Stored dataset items

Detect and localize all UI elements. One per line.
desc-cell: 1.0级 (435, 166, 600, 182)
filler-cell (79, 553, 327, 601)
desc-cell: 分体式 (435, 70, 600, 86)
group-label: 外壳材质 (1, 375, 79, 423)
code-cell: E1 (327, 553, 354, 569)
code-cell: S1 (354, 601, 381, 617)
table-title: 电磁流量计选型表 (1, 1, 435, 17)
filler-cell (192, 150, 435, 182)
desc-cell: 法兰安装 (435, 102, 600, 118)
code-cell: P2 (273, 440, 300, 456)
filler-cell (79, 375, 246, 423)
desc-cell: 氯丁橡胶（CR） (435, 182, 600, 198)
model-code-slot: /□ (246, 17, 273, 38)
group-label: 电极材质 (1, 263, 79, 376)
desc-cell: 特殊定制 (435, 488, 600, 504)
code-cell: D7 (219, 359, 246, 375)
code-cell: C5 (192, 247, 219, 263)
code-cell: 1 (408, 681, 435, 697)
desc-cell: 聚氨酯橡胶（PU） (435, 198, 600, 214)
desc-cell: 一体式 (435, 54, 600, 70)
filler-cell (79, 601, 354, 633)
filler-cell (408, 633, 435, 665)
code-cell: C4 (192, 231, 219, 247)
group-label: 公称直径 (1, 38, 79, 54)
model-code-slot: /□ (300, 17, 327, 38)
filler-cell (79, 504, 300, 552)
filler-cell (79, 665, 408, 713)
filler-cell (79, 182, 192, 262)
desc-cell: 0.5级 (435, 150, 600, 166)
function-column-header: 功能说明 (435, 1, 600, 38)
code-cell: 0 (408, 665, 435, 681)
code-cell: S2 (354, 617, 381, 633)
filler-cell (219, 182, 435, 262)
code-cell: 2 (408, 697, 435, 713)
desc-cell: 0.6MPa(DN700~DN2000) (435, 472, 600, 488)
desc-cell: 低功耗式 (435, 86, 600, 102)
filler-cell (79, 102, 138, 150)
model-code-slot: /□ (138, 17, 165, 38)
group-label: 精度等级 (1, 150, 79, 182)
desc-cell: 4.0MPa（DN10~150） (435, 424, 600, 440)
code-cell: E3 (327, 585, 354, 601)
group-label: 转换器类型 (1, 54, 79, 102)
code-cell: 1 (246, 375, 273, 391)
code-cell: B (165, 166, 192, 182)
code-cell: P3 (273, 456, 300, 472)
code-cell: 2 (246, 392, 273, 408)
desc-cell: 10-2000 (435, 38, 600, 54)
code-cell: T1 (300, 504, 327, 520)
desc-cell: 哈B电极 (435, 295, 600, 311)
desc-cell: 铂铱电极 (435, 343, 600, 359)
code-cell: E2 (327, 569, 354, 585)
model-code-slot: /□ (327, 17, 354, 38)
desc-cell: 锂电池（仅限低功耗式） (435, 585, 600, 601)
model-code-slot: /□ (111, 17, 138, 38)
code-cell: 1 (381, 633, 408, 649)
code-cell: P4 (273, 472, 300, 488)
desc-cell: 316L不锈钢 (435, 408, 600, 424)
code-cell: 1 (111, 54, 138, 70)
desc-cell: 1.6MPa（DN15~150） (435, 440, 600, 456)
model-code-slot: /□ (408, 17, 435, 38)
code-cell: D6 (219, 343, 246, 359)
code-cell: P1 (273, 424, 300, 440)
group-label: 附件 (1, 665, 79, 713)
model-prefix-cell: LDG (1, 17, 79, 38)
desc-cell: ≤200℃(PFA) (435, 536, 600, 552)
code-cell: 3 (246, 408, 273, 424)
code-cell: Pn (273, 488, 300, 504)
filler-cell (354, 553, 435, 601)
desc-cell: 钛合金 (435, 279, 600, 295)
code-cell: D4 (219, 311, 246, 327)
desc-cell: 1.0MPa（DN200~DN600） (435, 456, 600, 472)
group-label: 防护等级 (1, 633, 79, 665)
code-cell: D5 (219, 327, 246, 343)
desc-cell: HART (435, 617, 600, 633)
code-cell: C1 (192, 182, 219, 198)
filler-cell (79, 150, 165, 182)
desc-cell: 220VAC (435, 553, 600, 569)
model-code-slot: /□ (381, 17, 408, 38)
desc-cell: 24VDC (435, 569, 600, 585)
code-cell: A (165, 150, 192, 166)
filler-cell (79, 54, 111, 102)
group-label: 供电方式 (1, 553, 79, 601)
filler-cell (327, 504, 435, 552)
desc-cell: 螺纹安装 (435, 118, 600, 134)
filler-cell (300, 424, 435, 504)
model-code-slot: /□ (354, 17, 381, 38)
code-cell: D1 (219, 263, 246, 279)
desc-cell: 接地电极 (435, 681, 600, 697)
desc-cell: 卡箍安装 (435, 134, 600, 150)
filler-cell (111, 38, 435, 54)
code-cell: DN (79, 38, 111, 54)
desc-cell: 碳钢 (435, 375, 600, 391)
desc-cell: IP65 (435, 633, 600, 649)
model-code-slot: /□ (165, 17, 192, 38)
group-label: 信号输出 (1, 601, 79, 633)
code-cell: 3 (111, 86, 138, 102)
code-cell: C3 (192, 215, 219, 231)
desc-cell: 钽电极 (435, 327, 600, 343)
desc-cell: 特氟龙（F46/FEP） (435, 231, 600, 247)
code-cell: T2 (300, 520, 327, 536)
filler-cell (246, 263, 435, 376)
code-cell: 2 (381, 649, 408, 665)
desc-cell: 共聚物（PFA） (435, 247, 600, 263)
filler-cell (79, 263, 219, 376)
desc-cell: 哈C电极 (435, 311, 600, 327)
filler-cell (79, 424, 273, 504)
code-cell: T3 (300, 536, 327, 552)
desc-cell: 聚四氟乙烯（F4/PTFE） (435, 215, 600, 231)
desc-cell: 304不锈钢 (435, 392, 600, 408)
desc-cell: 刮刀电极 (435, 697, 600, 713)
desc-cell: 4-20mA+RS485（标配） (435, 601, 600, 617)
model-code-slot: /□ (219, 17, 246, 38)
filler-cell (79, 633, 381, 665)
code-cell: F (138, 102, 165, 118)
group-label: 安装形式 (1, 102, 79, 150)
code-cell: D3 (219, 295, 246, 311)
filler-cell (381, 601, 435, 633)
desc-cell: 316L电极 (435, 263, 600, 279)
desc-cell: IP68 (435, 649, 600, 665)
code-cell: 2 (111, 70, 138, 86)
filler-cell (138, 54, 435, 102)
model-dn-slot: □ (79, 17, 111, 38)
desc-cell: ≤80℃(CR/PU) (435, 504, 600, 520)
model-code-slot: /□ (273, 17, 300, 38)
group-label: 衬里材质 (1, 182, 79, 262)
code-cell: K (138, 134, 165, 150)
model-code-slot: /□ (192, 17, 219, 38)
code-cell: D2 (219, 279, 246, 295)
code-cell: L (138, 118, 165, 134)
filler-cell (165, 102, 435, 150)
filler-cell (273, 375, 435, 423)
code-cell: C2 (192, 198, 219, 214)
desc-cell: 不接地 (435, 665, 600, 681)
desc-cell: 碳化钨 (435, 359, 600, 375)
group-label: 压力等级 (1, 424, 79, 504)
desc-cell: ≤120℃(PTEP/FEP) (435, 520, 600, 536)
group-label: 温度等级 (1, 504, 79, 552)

*Task*
Rename "filler-cell" to "blank-cell" throughout the material above, leaving every other line unchanged.

*Solution for this problem*
Detect and localize all UI elements. One per line.
desc-cell: 1.0级 (435, 166, 600, 182)
blank-cell (79, 553, 327, 601)
desc-cell: 分体式 (435, 70, 600, 86)
group-label: 外壳材质 (1, 375, 79, 423)
code-cell: E1 (327, 553, 354, 569)
code-cell: S1 (354, 601, 381, 617)
table-title: 电磁流量计选型表 (1, 1, 435, 17)
blank-cell (192, 150, 435, 182)
desc-cell: 法兰安装 (435, 102, 600, 118)
code-cell: P2 (273, 440, 300, 456)
blank-cell (79, 375, 246, 423)
desc-cell: 氯丁橡胶（CR） (435, 182, 600, 198)
model-code-slot: /□ (246, 17, 273, 38)
group-label: 电极材质 (1, 263, 79, 376)
desc-cell: 特殊定制 (435, 488, 600, 504)
code-cell: D7 (219, 359, 246, 375)
code-cell: C5 (192, 247, 219, 263)
code-cell: 1 (408, 681, 435, 697)
desc-cell: 聚氨酯橡胶（PU） (435, 198, 600, 214)
desc-cell: 一体式 (435, 54, 600, 70)
blank-cell (79, 601, 354, 633)
blank-cell (408, 633, 435, 665)
code-cell: C4 (192, 231, 219, 247)
group-label: 公称直径 (1, 38, 79, 54)
model-code-slot: /□ (300, 17, 327, 38)
blank-cell (79, 504, 300, 552)
blank-cell (79, 665, 408, 713)
blank-cell (79, 182, 192, 262)
desc-cell: 0.5级 (435, 150, 600, 166)
function-column-header: 功能说明 (435, 1, 600, 38)
code-cell: 0 (408, 665, 435, 681)
code-cell: S2 (354, 617, 381, 633)
blank-cell (219, 182, 435, 262)
code-cell: 2 (408, 697, 435, 713)
desc-cell: 0.6MPa(DN700~DN2000) (435, 472, 600, 488)
desc-cell: 低功耗式 (435, 86, 600, 102)
blank-cell (79, 102, 138, 150)
model-code-slot: /□ (138, 17, 165, 38)
group-label: 精度等级 (1, 150, 79, 182)
desc-cell: 4.0MPa（DN10~150） (435, 424, 600, 440)
code-cell: E3 (327, 585, 354, 601)
group-label: 转换器类型 (1, 54, 79, 102)
code-cell: 1 (246, 375, 273, 391)
code-cell: B (165, 166, 192, 182)
code-cell: P3 (273, 456, 300, 472)
code-cell: 2 (246, 392, 273, 408)
desc-cell: 10-2000 (435, 38, 600, 54)
code-cell: T1 (300, 504, 327, 520)
desc-cell: 哈B电极 (435, 295, 600, 311)
desc-cell: 铂铱电极 (435, 343, 600, 359)
code-cell: E2 (327, 569, 354, 585)
model-code-slot: /□ (327, 17, 354, 38)
desc-cell: 锂电池（仅限低功耗式） (435, 585, 600, 601)
model-code-slot: /□ (111, 17, 138, 38)
code-cell: 1 (381, 633, 408, 649)
code-cell: P4 (273, 472, 300, 488)
desc-cell: 316L不锈钢 (435, 408, 600, 424)
code-cell: 1 (111, 54, 138, 70)
desc-cell: 1.6MPa（DN15~150） (435, 440, 600, 456)
model-code-slot: /□ (408, 17, 435, 38)
code-cell: D6 (219, 343, 246, 359)
code-cell: P1 (273, 424, 300, 440)
group-label: 附件 (1, 665, 79, 713)
model-prefix-cell: LDG (1, 17, 79, 38)
desc-cell: ≤200℃(PFA) (435, 536, 600, 552)
code-cell: 3 (246, 408, 273, 424)
code-cell: Pn (273, 488, 300, 504)
blank-cell (354, 553, 435, 601)
desc-cell: 钛合金 (435, 279, 600, 295)
code-cell: D4 (219, 311, 246, 327)
desc-cell: 1.0MPa（DN200~DN600） (435, 456, 600, 472)
group-label: 防护等级 (1, 633, 79, 665)
code-cell: D5 (219, 327, 246, 343)
desc-cell: HART (435, 617, 600, 633)
code-cell: C1 (192, 182, 219, 198)
blank-cell (79, 150, 165, 182)
desc-cell: 220VAC (435, 553, 600, 569)
model-code-slot: /□ (381, 17, 408, 38)
desc-cell: 24VDC (435, 569, 600, 585)
code-cell: A (165, 150, 192, 166)
blank-cell (79, 54, 111, 102)
group-label: 供电方式 (1, 553, 79, 601)
blank-cell (327, 504, 435, 552)
desc-cell: 螺纹安装 (435, 118, 600, 134)
blank-cell (300, 424, 435, 504)
model-code-slot: /□ (354, 17, 381, 38)
code-cell: D1 (219, 263, 246, 279)
desc-cell: 接地电极 (435, 681, 600, 697)
desc-cell: 卡箍安装 (435, 134, 600, 150)
blank-cell (111, 38, 435, 54)
code-cell: DN (79, 38, 111, 54)
desc-cell: 碳钢 (435, 375, 600, 391)
desc-cell: IP65 (435, 633, 600, 649)
model-code-slot: /□ (165, 17, 192, 38)
group-label: 信号输出 (1, 601, 79, 633)
code-cell: 3 (111, 86, 138, 102)
code-cell: C3 (192, 215, 219, 231)
desc-cell: 钽电极 (435, 327, 600, 343)
desc-cell: 特氟龙（F46/FEP） (435, 231, 600, 247)
code-cell: T2 (300, 520, 327, 536)
blank-cell (246, 263, 435, 376)
code-cell: 2 (381, 649, 408, 665)
desc-cell: 共聚物（PFA） (435, 247, 600, 263)
blank-cell (79, 263, 219, 376)
desc-cell: 哈C电极 (435, 311, 600, 327)
blank-cell (79, 424, 273, 504)
code-cell: T3 (300, 536, 327, 552)
desc-cell: 聚四氟乙烯（F4/PTFE） (435, 215, 600, 231)
desc-cell: 304不锈钢 (435, 392, 600, 408)
desc-cell: 刮刀电极 (435, 697, 600, 713)
desc-cell: 4-20mA+RS485（标配） (435, 601, 600, 617)
model-code-slot: /□ (219, 17, 246, 38)
blank-cell (79, 633, 381, 665)
code-cell: F (138, 102, 165, 118)
group-label: 安装形式 (1, 102, 79, 150)
code-cell: D3 (219, 295, 246, 311)
blank-cell (381, 601, 435, 633)
desc-cell: 316L电极 (435, 263, 600, 279)
desc-cell: IP68 (435, 649, 600, 665)
code-cell: 2 (111, 70, 138, 86)
blank-cell (138, 54, 435, 102)
model-dn-slot: □ (79, 17, 111, 38)
desc-cell: ≤80℃(CR/PU) (435, 504, 600, 520)
model-code-slot: /□ (273, 17, 300, 38)
group-label: 衬里材质 (1, 182, 79, 262)
code-cell: K (138, 134, 165, 150)
model-code-slot: /□ (192, 17, 219, 38)
code-cell: D2 (219, 279, 246, 295)
code-cell: L (138, 118, 165, 134)
blank-cell (165, 102, 435, 150)
blank-cell (273, 375, 435, 423)
code-cell: C2 (192, 198, 219, 214)
desc-cell: 不接地 (435, 665, 600, 681)
desc-cell: 碳化钨 (435, 359, 600, 375)
group-label: 压力等级 (1, 424, 79, 504)
desc-cell: ≤120℃(PTEP/FEP) (435, 520, 600, 536)
group-label: 温度等级 (1, 504, 79, 552)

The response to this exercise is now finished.